(Collected data entries)
════════════════

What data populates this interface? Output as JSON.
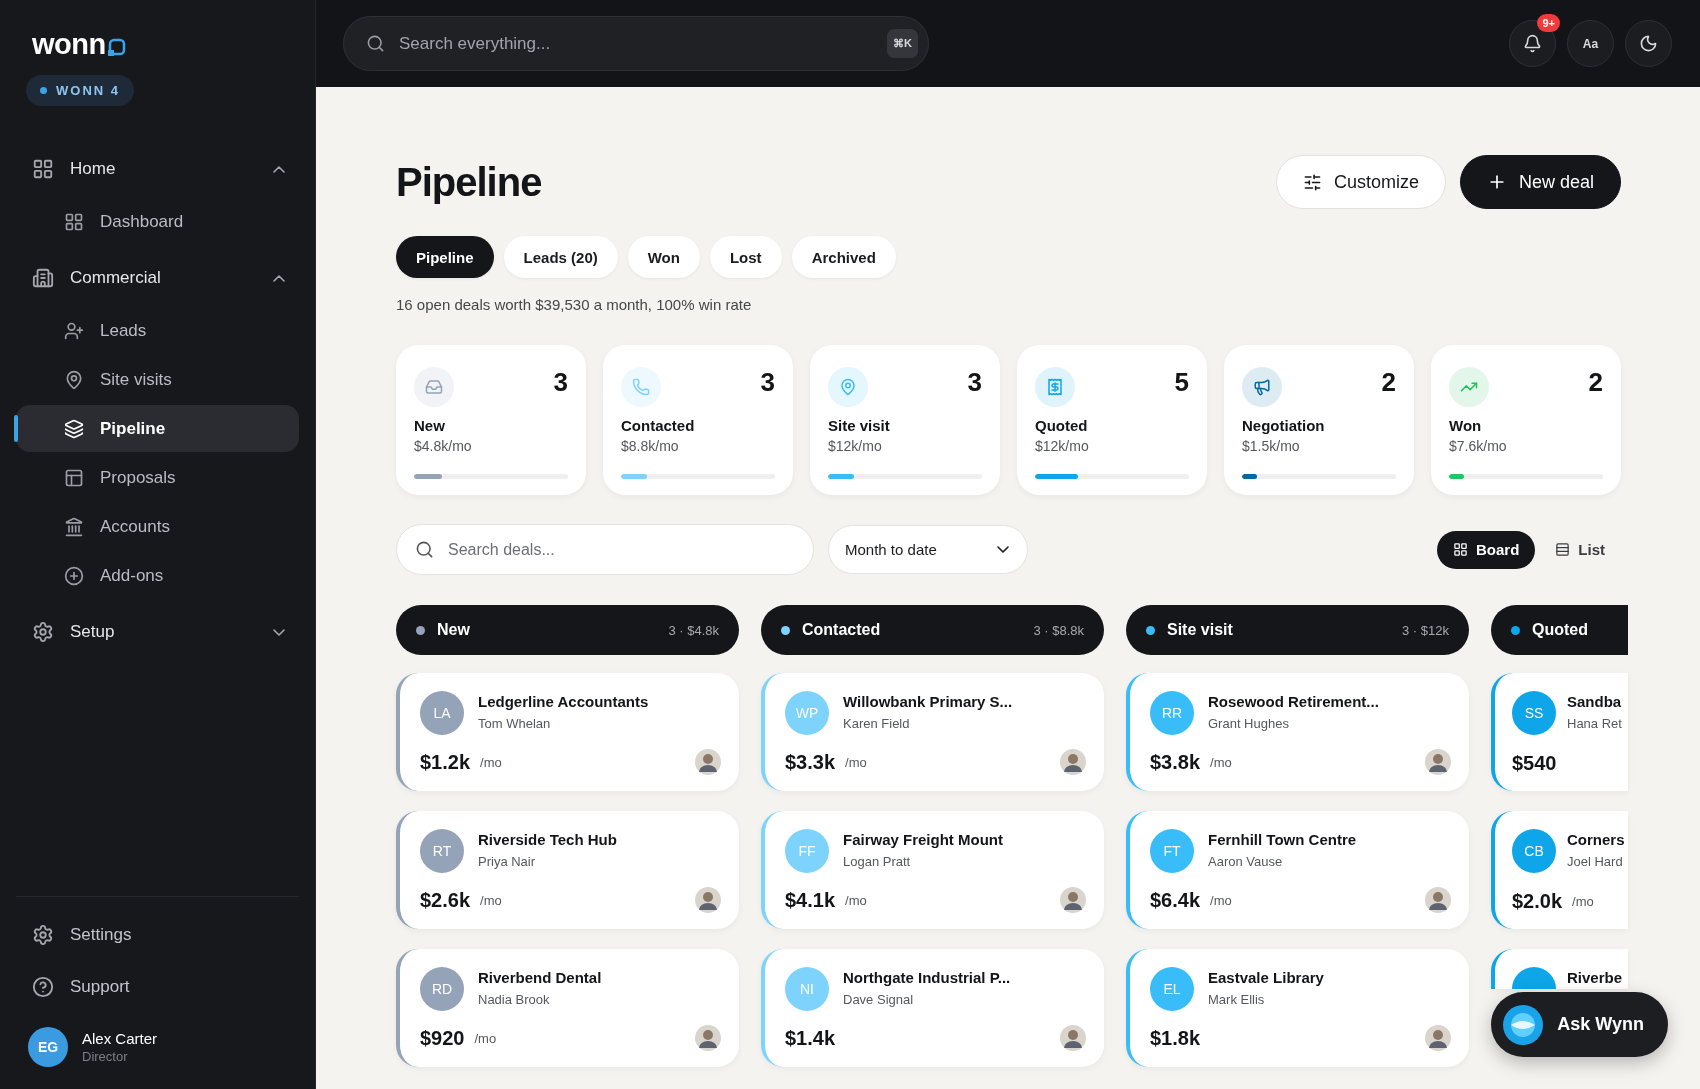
{
  "brand": {
    "logo": "wonn",
    "badge": "WONN 4"
  },
  "sidebar": {
    "groups": [
      {
        "label": "Home",
        "expanded": true,
        "children": [
          {
            "label": "Dashboard",
            "selected": false
          }
        ]
      },
      {
        "label": "Commercial",
        "expanded": true,
        "children": [
          {
            "label": "Leads",
            "selected": false
          },
          {
            "label": "Site visits",
            "selected": false
          },
          {
            "label": "Pipeline",
            "selected": true
          },
          {
            "label": "Proposals",
            "selected": false
          },
          {
            "label": "Accounts",
            "selected": false
          },
          {
            "label": "Add-ons",
            "selected": false
          }
        ]
      },
      {
        "label": "Setup",
        "expanded": false
      }
    ],
    "footer": [
      {
        "label": "Settings"
      },
      {
        "label": "Support"
      }
    ],
    "user": {
      "initials": "EG",
      "name": "Alex Carter",
      "role": "Director"
    }
  },
  "topbar": {
    "search": {
      "placeholder": "Search everything..."
    },
    "shortcut": "⌘K",
    "notifications": "9+",
    "font_button": "Aa"
  },
  "page": {
    "title": "Pipeline",
    "actions": [
      "Customize",
      "New deal"
    ],
    "tabs": [
      {
        "label": "Pipeline",
        "selected": true
      },
      {
        "label": "Leads (20)",
        "selected": false
      },
      {
        "label": "Won",
        "selected": false
      },
      {
        "label": "Lost",
        "selected": false
      },
      {
        "label": "Archived",
        "selected": false
      }
    ],
    "summary": "16 open deals worth $39,530 a month, 100% win rate"
  },
  "stages": [
    {
      "name": "New",
      "count": "3",
      "amount": "$4.8k/mo",
      "level": 0.18,
      "color": "#94a3b8"
    },
    {
      "name": "Contacted",
      "count": "3",
      "amount": "$8.8k/mo",
      "level": 0.17,
      "color": "#7dd3fc"
    },
    {
      "name": "Site visit",
      "count": "3",
      "amount": "$12k/mo",
      "level": 0.17,
      "color": "#38bdf8"
    },
    {
      "name": "Quoted",
      "count": "5",
      "amount": "$12k/mo",
      "level": 0.28,
      "color": "#0ea5e9"
    },
    {
      "name": "Negotiation",
      "count": "2",
      "amount": "$1.5k/mo",
      "level": 0.1,
      "color": "#0369a1"
    },
    {
      "name": "Won",
      "count": "2",
      "amount": "$7.6k/mo",
      "level": 0.1,
      "color": "#22c55e"
    }
  ],
  "filters": {
    "search": {
      "placeholder": "Search deals..."
    },
    "period": "Month to date",
    "views": [
      {
        "label": "Board",
        "selected": true
      },
      {
        "label": "List",
        "selected": false
      }
    ]
  },
  "board": [
    {
      "name": "New",
      "meta": "3 · $4.8k",
      "color": "#94a3b8",
      "deals": [
        {
          "initials": "LA",
          "company": "Ledgerline Accountants",
          "contact": "Tom Whelan",
          "value": "$1.2k",
          "unit": "/mo",
          "avatar": true
        },
        {
          "initials": "RT",
          "company": "Riverside Tech Hub",
          "contact": "Priya Nair",
          "value": "$2.6k",
          "unit": "/mo",
          "avatar": true
        },
        {
          "initials": "RD",
          "company": "Riverbend Dental",
          "contact": "Nadia Brook",
          "value": "$920",
          "unit": "/mo",
          "avatar": true
        }
      ]
    },
    {
      "name": "Contacted",
      "meta": "3 · $8.8k",
      "color": "#7dd3fc",
      "deals": [
        {
          "initials": "WP",
          "company": "Willowbank Primary S...",
          "contact": "Karen Field",
          "value": "$3.3k",
          "unit": "/mo",
          "avatar": true
        },
        {
          "initials": "FF",
          "company": "Fairway Freight Mount",
          "contact": "Logan Pratt",
          "value": "$4.1k",
          "unit": "/mo",
          "avatar": true
        },
        {
          "initials": "NI",
          "company": "Northgate Industrial P...",
          "contact": "Dave Signal",
          "value": "$1.4k",
          "avatar": true
        }
      ]
    },
    {
      "name": "Site visit",
      "meta": "3 · $12k",
      "color": "#38bdf8",
      "deals": [
        {
          "initials": "RR",
          "company": "Rosewood Retirement...",
          "contact": "Grant Hughes",
          "value": "$3.8k",
          "unit": "/mo",
          "avatar": true
        },
        {
          "initials": "FT",
          "company": "Fernhill Town Centre",
          "contact": "Aaron Vause",
          "value": "$6.4k",
          "unit": "/mo",
          "avatar": true
        },
        {
          "initials": "EL",
          "company": "Eastvale Library",
          "contact": "Mark Ellis",
          "value": "$1.8k",
          "avatar": true
        }
      ]
    },
    {
      "name": "Quoted",
      "color": "#0ea5e9",
      "deals": [
        {
          "initials": "SS",
          "company": "Sandba",
          "contact": "Hana Ret",
          "value": "$540",
          "avatar": false
        },
        {
          "initials": "CB",
          "company": "Corners",
          "contact": "Joel Hard",
          "value": "$2.0k",
          "unit": "/mo",
          "avatar": false
        },
        {
          "company": "Riverbe"
        }
      ]
    }
  ],
  "assistant": {
    "label": "Ask Wynn"
  }
}
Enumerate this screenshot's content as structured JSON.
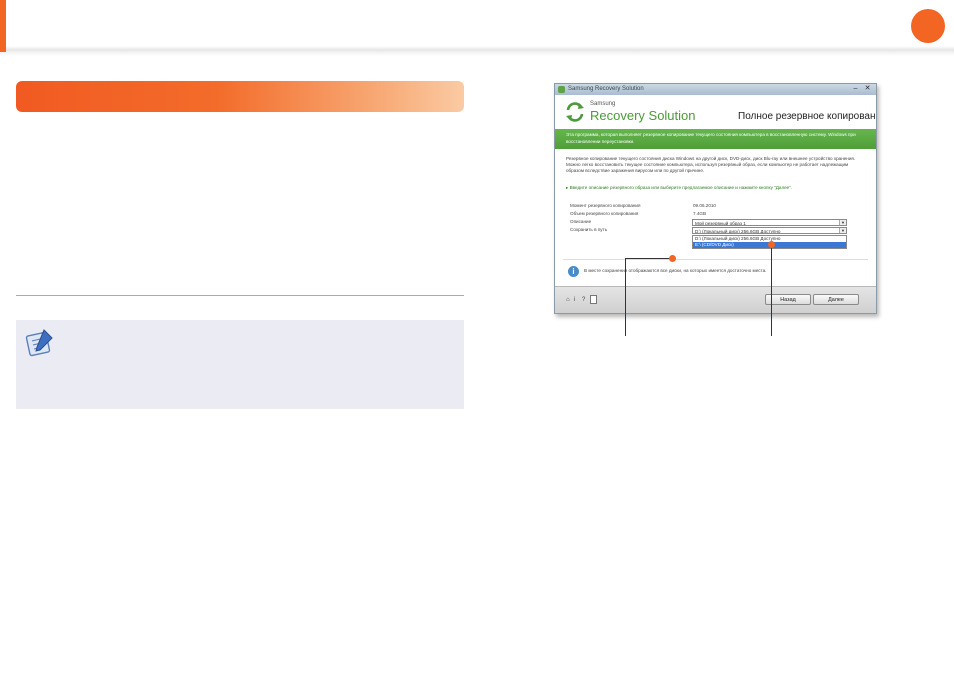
{
  "colors": {
    "accent": "#f26522",
    "brand_green": "#4c9a3a",
    "selection": "#3a78d6"
  },
  "window": {
    "title": "Samsung Recovery Solution",
    "brand_small": "Samsung",
    "brand_large": "Recovery Solution",
    "header_title": "Полное резервное копирование",
    "green_bar_text": "Эта программа, которая выполняет резервное копирование текущего состояния компьютера в восстановленную систему. Windows при восстановлении переустановки.",
    "description": "Резервное копирование текущего состояния диска Windows на другой диск, DVD-диск, диск Blu-ray или внешнее устройство хранения. Можно легко восстановить текущее состояние компьютера, используя резервный образ, если компьютер не работает надлежащим образом вследствие заражения вирусом или по другой причине.",
    "hint": "▸ Введите описание резервного образа или выберите предлагаемое описание и нажмите кнопку \"Далее\".",
    "rows": [
      {
        "label": "Момент резервного копирования",
        "value": "09.06.2010"
      },
      {
        "label": "Объем резервного копирования",
        "value": "7.4GB"
      },
      {
        "label": "Описание",
        "value": "Мой резервный образ 1"
      },
      {
        "label": "Сохранить в путь",
        "value": "D:\\ (Локальный диск) 256.6GB Доступно"
      }
    ],
    "dropdown_options": [
      {
        "label": "D:\\ (Локальный диск) 256.6GB Доступно",
        "selected": false
      },
      {
        "label": "E:\\ (CD/DVD Диск)",
        "selected": true
      }
    ],
    "info_text": "В месте сохранения отображаются все диски, на которых имеется достаточно места.",
    "footer": {
      "back_label": "Назад",
      "done_label": "Далее"
    }
  }
}
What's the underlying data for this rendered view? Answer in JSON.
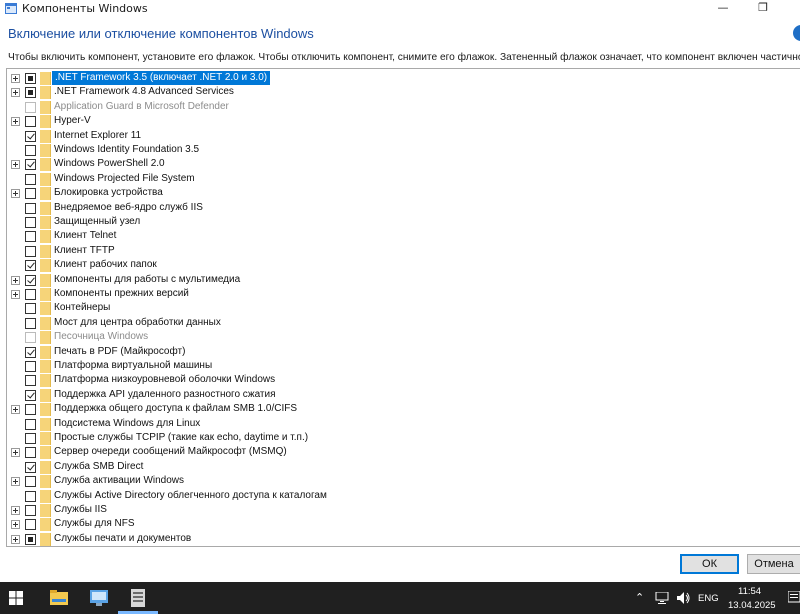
{
  "window": {
    "title": "Компоненты Windows",
    "minimize_glyph": "—",
    "maximize_glyph": "❐"
  },
  "heading": "Включение или отключение компонентов Windows",
  "description": "Чтобы включить компонент, установите его флажок. Чтобы отключить компонент, снимите его флажок. Затененный флажок означает, что компонент включен частично.",
  "features": [
    {
      "label": ".NET Framework 3.5 (включает .NET 2.0 и 3.0)",
      "state": "partial",
      "expandable": true,
      "selected": true,
      "disabled": false
    },
    {
      "label": ".NET Framework 4.8 Advanced Services",
      "state": "partial",
      "expandable": true,
      "selected": false,
      "disabled": false
    },
    {
      "label": "Application Guard в Microsoft Defender",
      "state": "unchecked",
      "expandable": false,
      "selected": false,
      "disabled": true
    },
    {
      "label": "Hyper-V",
      "state": "unchecked",
      "expandable": true,
      "selected": false,
      "disabled": false
    },
    {
      "label": "Internet Explorer 11",
      "state": "checked",
      "expandable": false,
      "selected": false,
      "disabled": false
    },
    {
      "label": "Windows Identity Foundation 3.5",
      "state": "unchecked",
      "expandable": false,
      "selected": false,
      "disabled": false
    },
    {
      "label": "Windows PowerShell 2.0",
      "state": "checked",
      "expandable": true,
      "selected": false,
      "disabled": false
    },
    {
      "label": "Windows Projected File System",
      "state": "unchecked",
      "expandable": false,
      "selected": false,
      "disabled": false
    },
    {
      "label": "Блокировка устройства",
      "state": "unchecked",
      "expandable": true,
      "selected": false,
      "disabled": false
    },
    {
      "label": "Внедряемое веб-ядро служб IIS",
      "state": "unchecked",
      "expandable": false,
      "selected": false,
      "disabled": false
    },
    {
      "label": "Защищенный узел",
      "state": "unchecked",
      "expandable": false,
      "selected": false,
      "disabled": false
    },
    {
      "label": "Клиент Telnet",
      "state": "unchecked",
      "expandable": false,
      "selected": false,
      "disabled": false
    },
    {
      "label": "Клиент TFTP",
      "state": "unchecked",
      "expandable": false,
      "selected": false,
      "disabled": false
    },
    {
      "label": "Клиент рабочих папок",
      "state": "checked",
      "expandable": false,
      "selected": false,
      "disabled": false
    },
    {
      "label": "Компоненты для работы с мультимедиа",
      "state": "checked",
      "expandable": true,
      "selected": false,
      "disabled": false
    },
    {
      "label": "Компоненты прежних версий",
      "state": "unchecked",
      "expandable": true,
      "selected": false,
      "disabled": false
    },
    {
      "label": "Контейнеры",
      "state": "unchecked",
      "expandable": false,
      "selected": false,
      "disabled": false
    },
    {
      "label": "Мост для центра обработки данных",
      "state": "unchecked",
      "expandable": false,
      "selected": false,
      "disabled": false
    },
    {
      "label": "Песочница Windows",
      "state": "unchecked",
      "expandable": false,
      "selected": false,
      "disabled": true
    },
    {
      "label": "Печать в PDF (Майкрософт)",
      "state": "checked",
      "expandable": false,
      "selected": false,
      "disabled": false
    },
    {
      "label": "Платформа виртуальной машины",
      "state": "unchecked",
      "expandable": false,
      "selected": false,
      "disabled": false
    },
    {
      "label": "Платформа низкоуровневой оболочки Windows",
      "state": "unchecked",
      "expandable": false,
      "selected": false,
      "disabled": false
    },
    {
      "label": "Поддержка API удаленного разностного сжатия",
      "state": "checked",
      "expandable": false,
      "selected": false,
      "disabled": false
    },
    {
      "label": "Поддержка общего доступа к файлам SMB 1.0/CIFS",
      "state": "unchecked",
      "expandable": true,
      "selected": false,
      "disabled": false
    },
    {
      "label": "Подсистема Windows для Linux",
      "state": "unchecked",
      "expandable": false,
      "selected": false,
      "disabled": false
    },
    {
      "label": "Простые службы TCPIP (такие как echo, daytime и т.п.)",
      "state": "unchecked",
      "expandable": false,
      "selected": false,
      "disabled": false
    },
    {
      "label": "Сервер очереди сообщений Майкрософт (MSMQ)",
      "state": "unchecked",
      "expandable": true,
      "selected": false,
      "disabled": false
    },
    {
      "label": "Служба SMB Direct",
      "state": "checked",
      "expandable": false,
      "selected": false,
      "disabled": false
    },
    {
      "label": "Служба активации Windows",
      "state": "unchecked",
      "expandable": true,
      "selected": false,
      "disabled": false
    },
    {
      "label": "Службы Active Directory облегченного доступа к каталогам",
      "state": "unchecked",
      "expandable": false,
      "selected": false,
      "disabled": false
    },
    {
      "label": "Службы IIS",
      "state": "unchecked",
      "expandable": true,
      "selected": false,
      "disabled": false
    },
    {
      "label": "Службы для NFS",
      "state": "unchecked",
      "expandable": true,
      "selected": false,
      "disabled": false
    },
    {
      "label": "Службы печати и документов",
      "state": "partial",
      "expandable": true,
      "selected": false,
      "disabled": false
    }
  ],
  "buttons": {
    "ok": "ОК",
    "cancel": "Отмена"
  },
  "taskbar": {
    "language": "ENG",
    "time": "11:54",
    "date": "13.04.2025"
  },
  "colors": {
    "accent": "#0078d7",
    "heading": "#1c4fa1",
    "folder": "#f6d479",
    "taskbar": "#202020"
  }
}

════════════════

What you need to do: Count every line above that holds the word "состояния", and state the number and nothing more.

Completed task: 2